-- Provided entries start --
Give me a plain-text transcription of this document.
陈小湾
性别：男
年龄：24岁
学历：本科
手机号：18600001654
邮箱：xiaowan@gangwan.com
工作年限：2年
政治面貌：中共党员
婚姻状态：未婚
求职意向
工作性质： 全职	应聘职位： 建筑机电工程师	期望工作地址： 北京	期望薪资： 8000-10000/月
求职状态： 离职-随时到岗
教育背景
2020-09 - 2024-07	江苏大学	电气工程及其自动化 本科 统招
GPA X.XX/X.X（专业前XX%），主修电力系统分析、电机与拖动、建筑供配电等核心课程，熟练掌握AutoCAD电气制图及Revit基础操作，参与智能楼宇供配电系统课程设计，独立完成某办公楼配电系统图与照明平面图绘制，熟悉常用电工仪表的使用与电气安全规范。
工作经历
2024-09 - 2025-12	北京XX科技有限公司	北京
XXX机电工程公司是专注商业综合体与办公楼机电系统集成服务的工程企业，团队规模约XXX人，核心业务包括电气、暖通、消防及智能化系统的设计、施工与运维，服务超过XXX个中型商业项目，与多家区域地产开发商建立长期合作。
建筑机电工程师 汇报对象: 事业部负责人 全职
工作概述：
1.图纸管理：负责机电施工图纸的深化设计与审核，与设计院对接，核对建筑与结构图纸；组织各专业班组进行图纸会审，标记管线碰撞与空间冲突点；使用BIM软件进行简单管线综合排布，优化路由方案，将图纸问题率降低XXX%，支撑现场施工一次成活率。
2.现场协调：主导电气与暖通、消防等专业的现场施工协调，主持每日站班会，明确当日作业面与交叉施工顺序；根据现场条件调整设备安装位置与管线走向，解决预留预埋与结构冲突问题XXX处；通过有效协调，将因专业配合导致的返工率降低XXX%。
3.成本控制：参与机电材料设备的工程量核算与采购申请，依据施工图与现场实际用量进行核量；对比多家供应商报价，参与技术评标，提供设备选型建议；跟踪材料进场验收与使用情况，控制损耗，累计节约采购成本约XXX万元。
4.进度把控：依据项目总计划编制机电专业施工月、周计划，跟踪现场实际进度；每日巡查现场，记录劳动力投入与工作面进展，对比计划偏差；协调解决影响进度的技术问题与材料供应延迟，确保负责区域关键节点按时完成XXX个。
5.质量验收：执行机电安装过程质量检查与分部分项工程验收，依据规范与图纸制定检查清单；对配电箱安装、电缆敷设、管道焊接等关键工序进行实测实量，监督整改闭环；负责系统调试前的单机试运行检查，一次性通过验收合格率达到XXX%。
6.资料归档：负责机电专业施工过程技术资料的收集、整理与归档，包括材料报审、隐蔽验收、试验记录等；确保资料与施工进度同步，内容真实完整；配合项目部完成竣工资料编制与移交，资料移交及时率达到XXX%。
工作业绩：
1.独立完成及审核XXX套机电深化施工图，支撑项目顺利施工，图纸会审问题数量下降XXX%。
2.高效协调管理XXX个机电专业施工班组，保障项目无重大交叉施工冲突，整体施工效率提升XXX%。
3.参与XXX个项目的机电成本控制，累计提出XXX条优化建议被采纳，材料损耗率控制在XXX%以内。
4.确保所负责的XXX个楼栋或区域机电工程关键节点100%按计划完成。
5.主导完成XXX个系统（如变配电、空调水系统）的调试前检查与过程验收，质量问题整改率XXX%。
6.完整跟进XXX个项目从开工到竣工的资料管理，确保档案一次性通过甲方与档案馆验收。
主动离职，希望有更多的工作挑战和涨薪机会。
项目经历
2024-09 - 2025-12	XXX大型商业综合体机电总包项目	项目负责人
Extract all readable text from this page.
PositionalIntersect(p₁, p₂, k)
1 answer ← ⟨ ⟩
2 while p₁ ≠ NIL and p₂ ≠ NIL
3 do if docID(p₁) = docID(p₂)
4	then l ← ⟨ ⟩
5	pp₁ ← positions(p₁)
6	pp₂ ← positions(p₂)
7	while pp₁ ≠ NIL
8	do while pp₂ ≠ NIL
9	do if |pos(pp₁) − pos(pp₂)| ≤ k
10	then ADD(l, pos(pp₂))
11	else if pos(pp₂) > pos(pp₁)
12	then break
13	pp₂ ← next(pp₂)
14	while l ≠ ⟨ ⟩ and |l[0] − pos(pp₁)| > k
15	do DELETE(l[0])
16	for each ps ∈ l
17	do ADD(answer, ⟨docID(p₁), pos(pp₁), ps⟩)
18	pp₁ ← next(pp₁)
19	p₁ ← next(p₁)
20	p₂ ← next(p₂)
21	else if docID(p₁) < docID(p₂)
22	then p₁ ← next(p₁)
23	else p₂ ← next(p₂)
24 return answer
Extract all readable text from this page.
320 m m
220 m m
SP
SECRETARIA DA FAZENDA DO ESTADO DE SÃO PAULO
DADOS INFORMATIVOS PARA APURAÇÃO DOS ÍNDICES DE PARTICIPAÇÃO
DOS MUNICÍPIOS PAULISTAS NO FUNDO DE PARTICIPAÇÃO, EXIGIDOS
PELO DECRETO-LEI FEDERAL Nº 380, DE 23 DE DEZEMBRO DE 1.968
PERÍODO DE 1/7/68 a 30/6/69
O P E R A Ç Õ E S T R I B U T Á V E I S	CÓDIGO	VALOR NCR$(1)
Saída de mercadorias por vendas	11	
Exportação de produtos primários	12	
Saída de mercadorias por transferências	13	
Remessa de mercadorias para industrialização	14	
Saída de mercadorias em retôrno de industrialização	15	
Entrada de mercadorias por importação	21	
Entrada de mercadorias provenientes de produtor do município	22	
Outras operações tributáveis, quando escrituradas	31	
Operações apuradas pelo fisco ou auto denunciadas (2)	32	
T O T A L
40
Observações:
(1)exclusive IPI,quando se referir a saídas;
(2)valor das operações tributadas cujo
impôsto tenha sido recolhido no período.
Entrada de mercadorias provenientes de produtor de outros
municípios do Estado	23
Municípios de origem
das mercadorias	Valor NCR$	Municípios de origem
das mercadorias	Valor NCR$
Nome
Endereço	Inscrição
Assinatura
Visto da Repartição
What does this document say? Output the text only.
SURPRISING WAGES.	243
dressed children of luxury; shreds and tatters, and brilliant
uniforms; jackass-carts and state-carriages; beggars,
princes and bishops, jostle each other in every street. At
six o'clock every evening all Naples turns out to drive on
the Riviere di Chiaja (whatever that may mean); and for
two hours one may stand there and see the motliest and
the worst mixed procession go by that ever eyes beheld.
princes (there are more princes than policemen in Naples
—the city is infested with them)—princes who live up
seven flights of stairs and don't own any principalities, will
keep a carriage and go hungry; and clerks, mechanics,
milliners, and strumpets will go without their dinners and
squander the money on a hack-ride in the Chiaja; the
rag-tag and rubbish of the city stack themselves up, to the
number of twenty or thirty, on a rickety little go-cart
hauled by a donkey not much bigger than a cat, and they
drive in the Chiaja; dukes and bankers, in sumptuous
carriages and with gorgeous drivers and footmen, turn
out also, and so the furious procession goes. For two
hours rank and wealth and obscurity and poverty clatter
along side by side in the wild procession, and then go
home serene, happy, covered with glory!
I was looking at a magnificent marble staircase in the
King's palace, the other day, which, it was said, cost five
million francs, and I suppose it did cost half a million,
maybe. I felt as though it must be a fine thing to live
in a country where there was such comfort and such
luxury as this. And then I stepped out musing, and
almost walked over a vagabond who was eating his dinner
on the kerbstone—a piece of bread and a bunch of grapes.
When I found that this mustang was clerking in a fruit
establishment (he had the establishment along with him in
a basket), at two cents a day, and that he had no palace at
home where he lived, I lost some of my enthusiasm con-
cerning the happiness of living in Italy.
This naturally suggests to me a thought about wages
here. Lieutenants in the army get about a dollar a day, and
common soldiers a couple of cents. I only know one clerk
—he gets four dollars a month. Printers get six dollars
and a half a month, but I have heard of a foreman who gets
-- Provided entries end --
**What is being asked:**
Whenever "procession" turns up in a line, pick that line out.

**Expected output:**
the worst mixed procession go by that ever eyes beheld.
out also, and so the furious procession goes. For two
along side by side in the wild procession, and then go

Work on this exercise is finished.